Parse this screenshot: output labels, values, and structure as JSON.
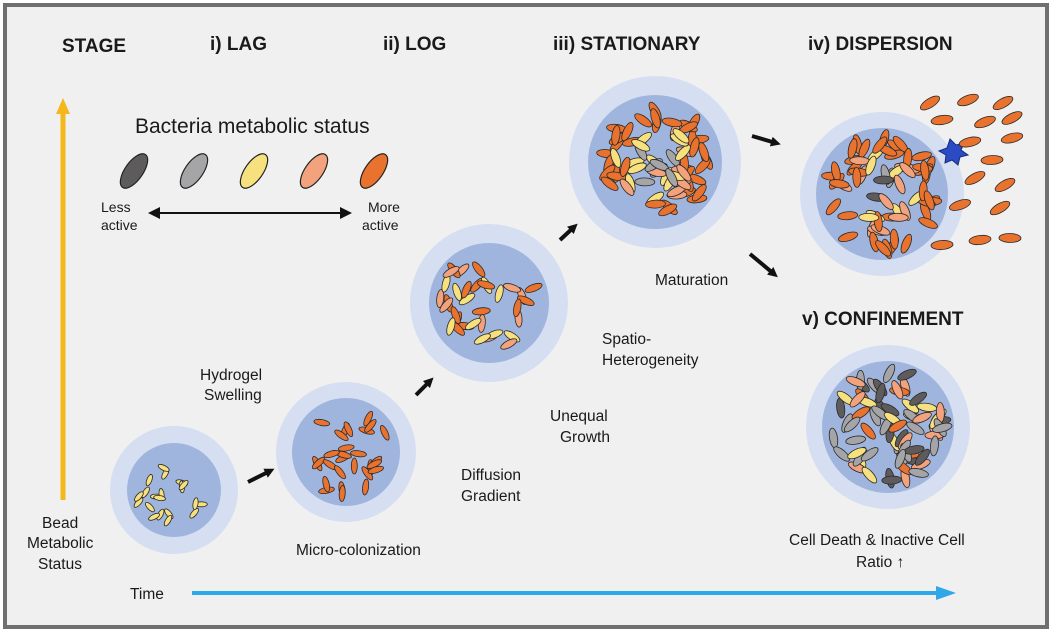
{
  "headers": {
    "stage": "STAGE",
    "lag": "i) LAG",
    "log": "ii) LOG",
    "stationary": "iii) STATIONARY",
    "dispersion": "iv) DISPERSION",
    "confinement": "v) CONFINEMENT"
  },
  "legend": {
    "title": "Bacteria metabolic status",
    "less": [
      "Less",
      "active"
    ],
    "more": [
      "More",
      "active"
    ]
  },
  "colors": {
    "inactive_dark": "#5e5b5d",
    "inactive_gray": "#a5a5a8",
    "yellow": "#f7e17f",
    "salmon": "#f2a27c",
    "orange": "#e8722e",
    "bead_outer": "#d5dff1",
    "bead_inner": "#9fb5de",
    "time_arrow": "#2ea8e8",
    "metabolic_arrow": "#f4b81c"
  },
  "labels": {
    "hydrogel": [
      "Hydrogel",
      "Swelling"
    ],
    "micro": "Micro-colonization",
    "diffusion": [
      "Diffusion",
      "Gradient"
    ],
    "unequal": [
      "Unequal",
      "Growth"
    ],
    "spatio": [
      "Spatio-",
      "Heterogeneity"
    ],
    "maturation": "Maturation",
    "death": [
      "Cell Death & Inactive Cell",
      "Ratio ↑"
    ]
  },
  "axes": {
    "y_label": [
      "Bead",
      "Metabolic",
      "Status"
    ],
    "x_label": "Time"
  }
}
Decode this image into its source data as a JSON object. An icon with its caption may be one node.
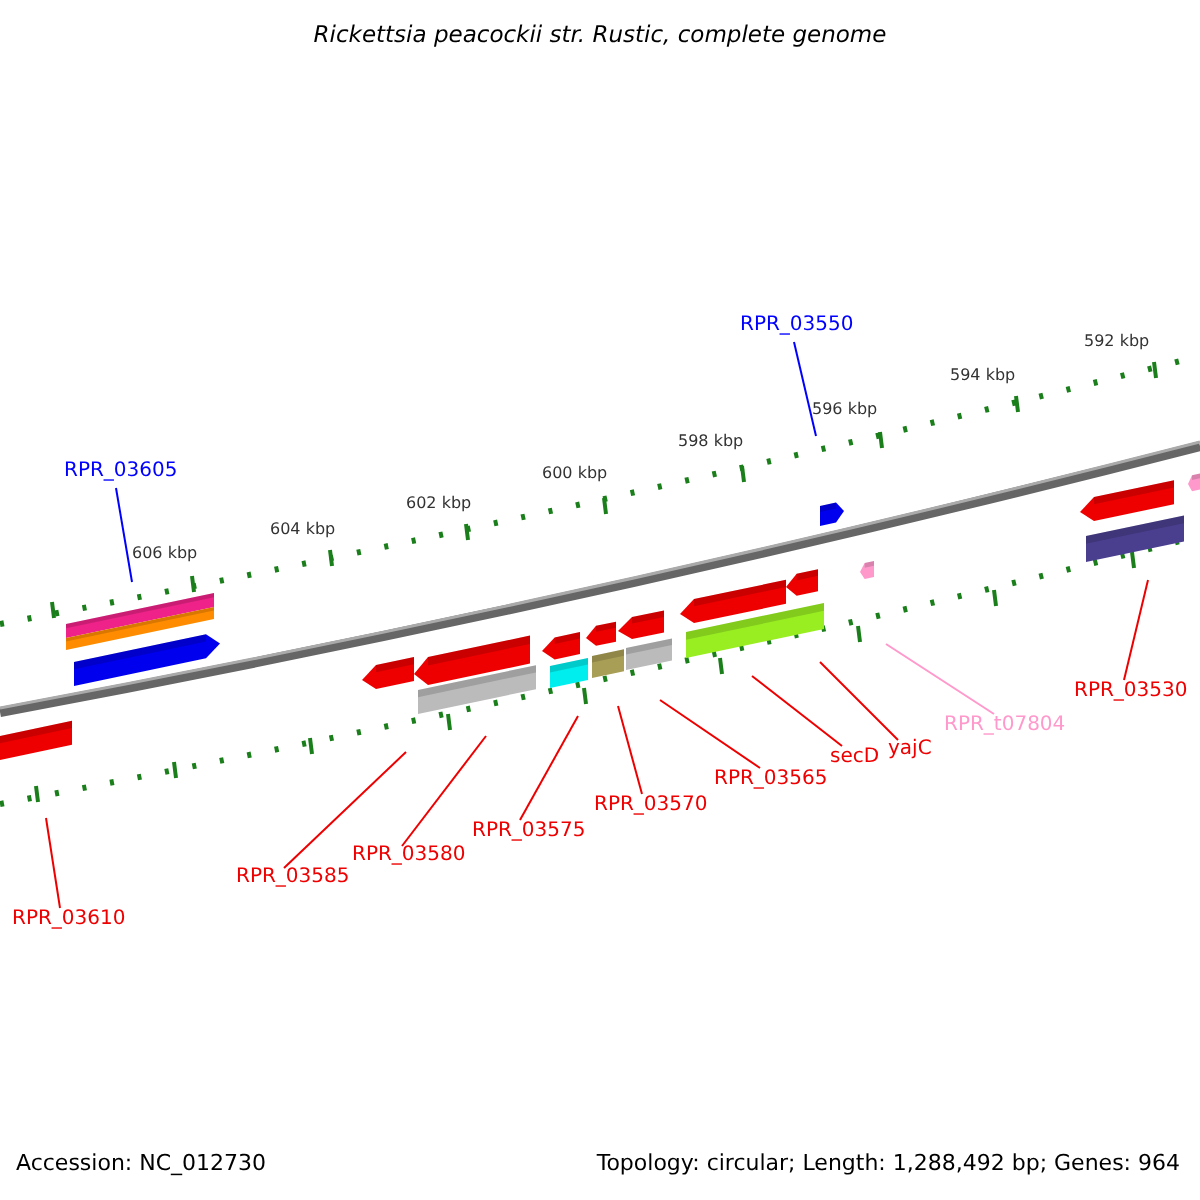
{
  "diagram": {
    "title": "Rickettsia peacockii str. Rustic, complete genome",
    "nodes": [
      {
        "text": [
          "RPR_03550"
        ]
      },
      {
        "text": [
          "RPR_03605"
        ]
      },
      {
        "text": [
          "RPR_03530"
        ]
      },
      {
        "text": [
          "RPR_t07804"
        ]
      },
      {
        "text": [
          "yajC"
        ]
      },
      {
        "text": [
          "secD"
        ]
      },
      {
        "text": [
          "RPR_03565"
        ]
      },
      {
        "text": [
          "RPR_03570"
        ]
      },
      {
        "text": [
          "RPR_03575"
        ]
      },
      {
        "text": [
          "RPR_03580"
        ]
      },
      {
        "text": [
          "RPR_03585"
        ]
      },
      {
        "text": [
          "RPR_03610"
        ]
      }
    ],
    "edges": [
      {
        "from": 0,
        "to": null,
        "arrow": "none",
        "color": "#0000ff"
      },
      {
        "from": 1,
        "to": null,
        "arrow": "none",
        "color": "#0000ff"
      },
      {
        "from": 2,
        "to": null,
        "arrow": "none"
      },
      {
        "from": 3,
        "to": null,
        "arrow": "none",
        "color": "#ff99cc"
      },
      {
        "from": 4,
        "to": null,
        "arrow": "none"
      },
      {
        "from": 5,
        "to": null,
        "arrow": "none"
      },
      {
        "from": 6,
        "to": null,
        "arrow": "none"
      },
      {
        "from": 7,
        "to": null,
        "arrow": "none"
      },
      {
        "from": 8,
        "to": null,
        "arrow": "none"
      },
      {
        "from": 9,
        "to": null,
        "arrow": "none"
      },
      {
        "from": 10,
        "to": null,
        "arrow": "none"
      },
      {
        "from": 11,
        "to": null,
        "arrow": "none"
      }
    ],
    "labels": [
      "592 kbp",
      "594 kbp",
      "596 kbp",
      "598 kbp",
      "600 kbp",
      "602 kbp",
      "604 kbp",
      "606 kbp",
      "Accession: NC_012730",
      "Topology: circular; Length: 1,288,492 bp; Genes: 964"
    ]
  }
}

■ **About this exercise**
Whenever a line in the records contains the word "labels", copy that line.

■ **Response area**
Parse this screenshot: output labels, values, and structure as JSON.
  "labels": {
    "labels": [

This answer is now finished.